Figure contents as structured data:
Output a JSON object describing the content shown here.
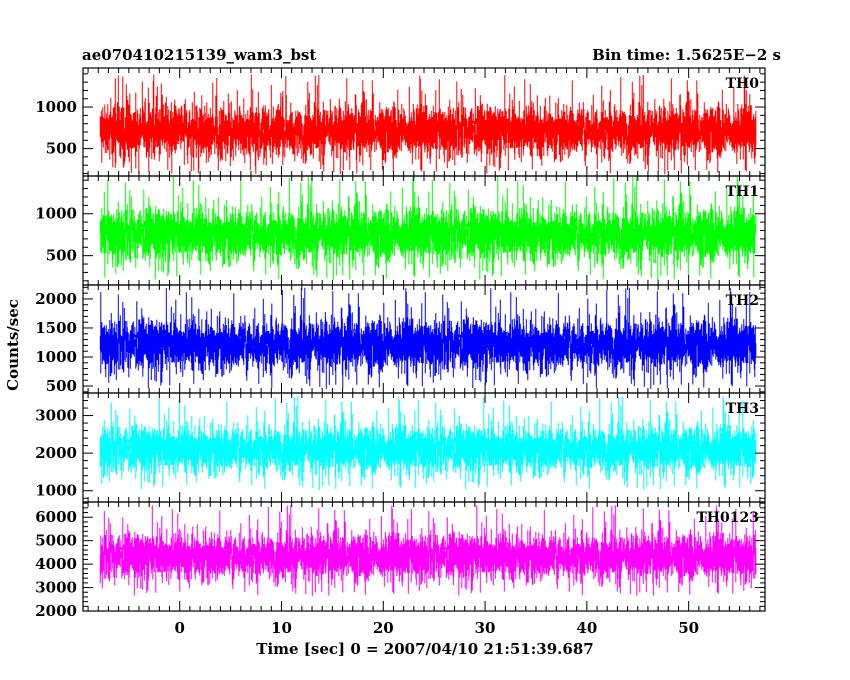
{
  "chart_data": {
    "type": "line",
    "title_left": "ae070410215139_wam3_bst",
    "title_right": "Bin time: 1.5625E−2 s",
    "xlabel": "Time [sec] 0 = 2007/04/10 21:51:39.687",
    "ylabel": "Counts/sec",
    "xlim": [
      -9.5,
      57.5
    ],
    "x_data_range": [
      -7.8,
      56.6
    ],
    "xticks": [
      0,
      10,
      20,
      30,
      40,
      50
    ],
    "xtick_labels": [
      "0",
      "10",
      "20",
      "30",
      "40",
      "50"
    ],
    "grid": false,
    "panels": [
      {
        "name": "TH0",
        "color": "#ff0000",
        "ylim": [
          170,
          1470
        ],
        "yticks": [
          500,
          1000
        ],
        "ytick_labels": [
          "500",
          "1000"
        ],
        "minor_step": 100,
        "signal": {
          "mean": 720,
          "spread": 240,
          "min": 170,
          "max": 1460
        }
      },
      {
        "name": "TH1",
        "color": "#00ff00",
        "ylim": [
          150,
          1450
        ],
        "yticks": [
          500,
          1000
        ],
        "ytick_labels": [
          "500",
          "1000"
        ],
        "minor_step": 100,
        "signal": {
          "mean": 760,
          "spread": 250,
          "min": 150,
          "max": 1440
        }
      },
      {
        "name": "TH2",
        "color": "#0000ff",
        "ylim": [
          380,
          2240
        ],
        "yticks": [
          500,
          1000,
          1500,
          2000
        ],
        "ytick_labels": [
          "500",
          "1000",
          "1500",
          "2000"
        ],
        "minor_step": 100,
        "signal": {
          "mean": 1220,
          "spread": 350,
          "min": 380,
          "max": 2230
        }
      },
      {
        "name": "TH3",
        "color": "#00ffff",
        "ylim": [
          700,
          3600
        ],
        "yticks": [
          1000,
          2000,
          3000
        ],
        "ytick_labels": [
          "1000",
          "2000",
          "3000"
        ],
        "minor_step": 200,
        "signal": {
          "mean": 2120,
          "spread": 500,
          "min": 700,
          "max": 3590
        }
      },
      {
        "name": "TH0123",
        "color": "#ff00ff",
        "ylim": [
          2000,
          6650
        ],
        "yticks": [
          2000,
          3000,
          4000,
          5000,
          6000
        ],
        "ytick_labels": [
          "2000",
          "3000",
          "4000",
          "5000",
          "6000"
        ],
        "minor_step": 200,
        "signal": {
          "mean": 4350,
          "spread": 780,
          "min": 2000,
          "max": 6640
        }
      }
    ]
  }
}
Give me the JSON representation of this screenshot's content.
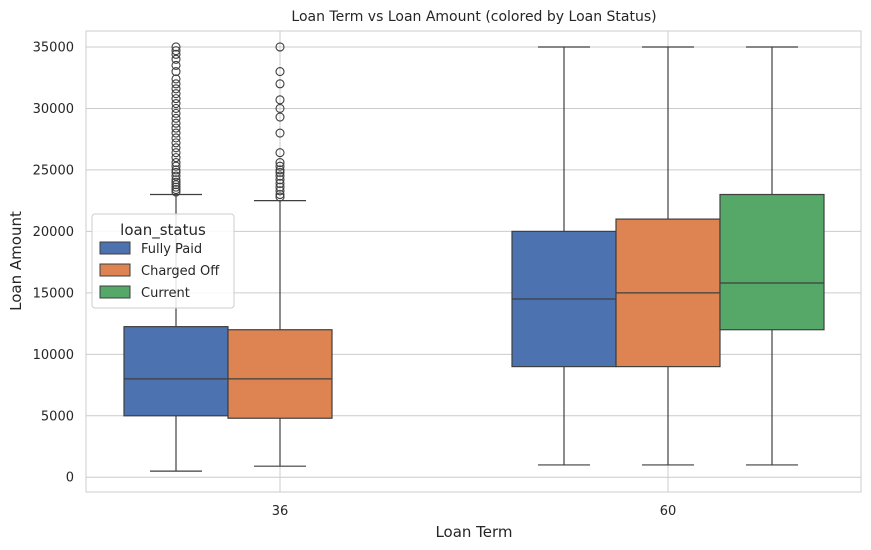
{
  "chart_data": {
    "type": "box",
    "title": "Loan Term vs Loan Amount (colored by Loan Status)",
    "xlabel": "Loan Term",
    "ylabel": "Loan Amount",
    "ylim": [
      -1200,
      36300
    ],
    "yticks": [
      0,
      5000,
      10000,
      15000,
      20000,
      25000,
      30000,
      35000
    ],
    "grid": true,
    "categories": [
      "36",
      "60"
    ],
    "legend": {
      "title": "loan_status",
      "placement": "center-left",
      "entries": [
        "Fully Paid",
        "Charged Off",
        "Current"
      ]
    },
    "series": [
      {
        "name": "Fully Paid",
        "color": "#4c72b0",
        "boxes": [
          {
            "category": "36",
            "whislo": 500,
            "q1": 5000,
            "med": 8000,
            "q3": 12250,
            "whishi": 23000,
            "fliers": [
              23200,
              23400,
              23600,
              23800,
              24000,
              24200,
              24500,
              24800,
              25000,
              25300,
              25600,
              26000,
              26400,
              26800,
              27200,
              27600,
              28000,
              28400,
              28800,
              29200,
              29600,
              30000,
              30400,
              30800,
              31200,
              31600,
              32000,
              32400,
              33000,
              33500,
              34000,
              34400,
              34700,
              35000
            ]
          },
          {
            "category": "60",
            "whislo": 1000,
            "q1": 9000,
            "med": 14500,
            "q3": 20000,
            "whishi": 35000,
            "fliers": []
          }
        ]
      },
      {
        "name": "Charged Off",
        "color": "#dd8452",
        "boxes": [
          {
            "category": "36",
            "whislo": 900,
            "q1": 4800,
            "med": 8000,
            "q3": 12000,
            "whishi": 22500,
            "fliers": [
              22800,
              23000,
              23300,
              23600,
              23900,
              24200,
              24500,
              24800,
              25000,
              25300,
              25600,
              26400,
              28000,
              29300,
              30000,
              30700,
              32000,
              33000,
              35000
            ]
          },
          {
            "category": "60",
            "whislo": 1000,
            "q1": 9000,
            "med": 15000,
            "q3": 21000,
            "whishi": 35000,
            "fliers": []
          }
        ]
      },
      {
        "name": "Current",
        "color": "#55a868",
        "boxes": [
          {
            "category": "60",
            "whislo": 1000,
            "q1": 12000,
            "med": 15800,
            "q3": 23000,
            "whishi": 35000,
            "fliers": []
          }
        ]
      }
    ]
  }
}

WHAT THE EXERCISE ASKS: Exclude the pictures and repeat every other part of the records word for word.

SOLUTION TO THIS TASK:
Output a JSON object describing the content shown here.
{
  "chart_data": {
    "type": "line",
    "title_left": "ae070410215139_wam3_bst",
    "title_right": "Bin time: 1.5625E−2 s",
    "xlabel": "Time [sec] 0 = 2007/04/10 21:51:39.687",
    "ylabel": "Counts/sec",
    "xlim": [
      -9.5,
      57.5
    ],
    "x_data_range": [
      -7.8,
      56.6
    ],
    "xticks": [
      0,
      10,
      20,
      30,
      40,
      50
    ],
    "xtick_labels": [
      "0",
      "10",
      "20",
      "30",
      "40",
      "50"
    ],
    "grid": false,
    "panels": [
      {
        "name": "TH0",
        "color": "#ff0000",
        "ylim": [
          170,
          1470
        ],
        "yticks": [
          500,
          1000
        ],
        "ytick_labels": [
          "500",
          "1000"
        ],
        "minor_step": 100,
        "signal": {
          "mean": 720,
          "spread": 240,
          "min": 170,
          "max": 1460
        }
      },
      {
        "name": "TH1",
        "color": "#00ff00",
        "ylim": [
          150,
          1450
        ],
        "yticks": [
          500,
          1000
        ],
        "ytick_labels": [
          "500",
          "1000"
        ],
        "minor_step": 100,
        "signal": {
          "mean": 760,
          "spread": 250,
          "min": 150,
          "max": 1440
        }
      },
      {
        "name": "TH2",
        "color": "#0000ff",
        "ylim": [
          380,
          2240
        ],
        "yticks": [
          500,
          1000,
          1500,
          2000
        ],
        "ytick_labels": [
          "500",
          "1000",
          "1500",
          "2000"
        ],
        "minor_step": 100,
        "signal": {
          "mean": 1220,
          "spread": 350,
          "min": 380,
          "max": 2230
        }
      },
      {
        "name": "TH3",
        "color": "#00ffff",
        "ylim": [
          700,
          3600
        ],
        "yticks": [
          1000,
          2000,
          3000
        ],
        "ytick_labels": [
          "1000",
          "2000",
          "3000"
        ],
        "minor_step": 200,
        "signal": {
          "mean": 2120,
          "spread": 500,
          "min": 700,
          "max": 3590
        }
      },
      {
        "name": "TH0123",
        "color": "#ff00ff",
        "ylim": [
          2000,
          6650
        ],
        "yticks": [
          2000,
          3000,
          4000,
          5000,
          6000
        ],
        "ytick_labels": [
          "2000",
          "3000",
          "4000",
          "5000",
          "6000"
        ],
        "minor_step": 200,
        "signal": {
          "mean": 4350,
          "spread": 780,
          "min": 2000,
          "max": 6640
        }
      }
    ]
  }
}
Give me the JSON representation of this screenshot's content.
{
  "chart_data": {
    "type": "box",
    "title": "Loan Term vs Loan Amount (colored by Loan Status)",
    "xlabel": "Loan Term",
    "ylabel": "Loan Amount",
    "ylim": [
      -1200,
      36300
    ],
    "yticks": [
      0,
      5000,
      10000,
      15000,
      20000,
      25000,
      30000,
      35000
    ],
    "grid": true,
    "categories": [
      "36",
      "60"
    ],
    "legend": {
      "title": "loan_status",
      "placement": "center-left",
      "entries": [
        "Fully Paid",
        "Charged Off",
        "Current"
      ]
    },
    "series": [
      {
        "name": "Fully Paid",
        "color": "#4c72b0",
        "boxes": [
          {
            "category": "36",
            "whislo": 500,
            "q1": 5000,
            "med": 8000,
            "q3": 12250,
            "whishi": 23000,
            "fliers": [
              23200,
              23400,
              23600,
              23800,
              24000,
              24200,
              24500,
              24800,
              25000,
              25300,
              25600,
              26000,
              26400,
              26800,
              27200,
              27600,
              28000,
              28400,
              28800,
              29200,
              29600,
              30000,
              30400,
              30800,
              31200,
              31600,
              32000,
              32400,
              33000,
              33500,
              34000,
              34400,
              34700,
              35000
            ]
          },
          {
            "category": "60",
            "whislo": 1000,
            "q1": 9000,
            "med": 14500,
            "q3": 20000,
            "whishi": 35000,
            "fliers": []
          }
        ]
      },
      {
        "name": "Charged Off",
        "color": "#dd8452",
        "boxes": [
          {
            "category": "36",
            "whislo": 900,
            "q1": 4800,
            "med": 8000,
            "q3": 12000,
            "whishi": 22500,
            "fliers": [
              22800,
              23000,
              23300,
              23600,
              23900,
              24200,
              24500,
              24800,
              25000,
              25300,
              25600,
              26400,
              28000,
              29300,
              30000,
              30700,
              32000,
              33000,
              35000
            ]
          },
          {
            "category": "60",
            "whislo": 1000,
            "q1": 9000,
            "med": 15000,
            "q3": 21000,
            "whishi": 35000,
            "fliers": []
          }
        ]
      },
      {
        "name": "Current",
        "color": "#55a868",
        "boxes": [
          {
            "category": "60",
            "whislo": 1000,
            "q1": 12000,
            "med": 15800,
            "q3": 23000,
            "whishi": 35000,
            "fliers": []
          }
        ]
      }
    ]
  }
}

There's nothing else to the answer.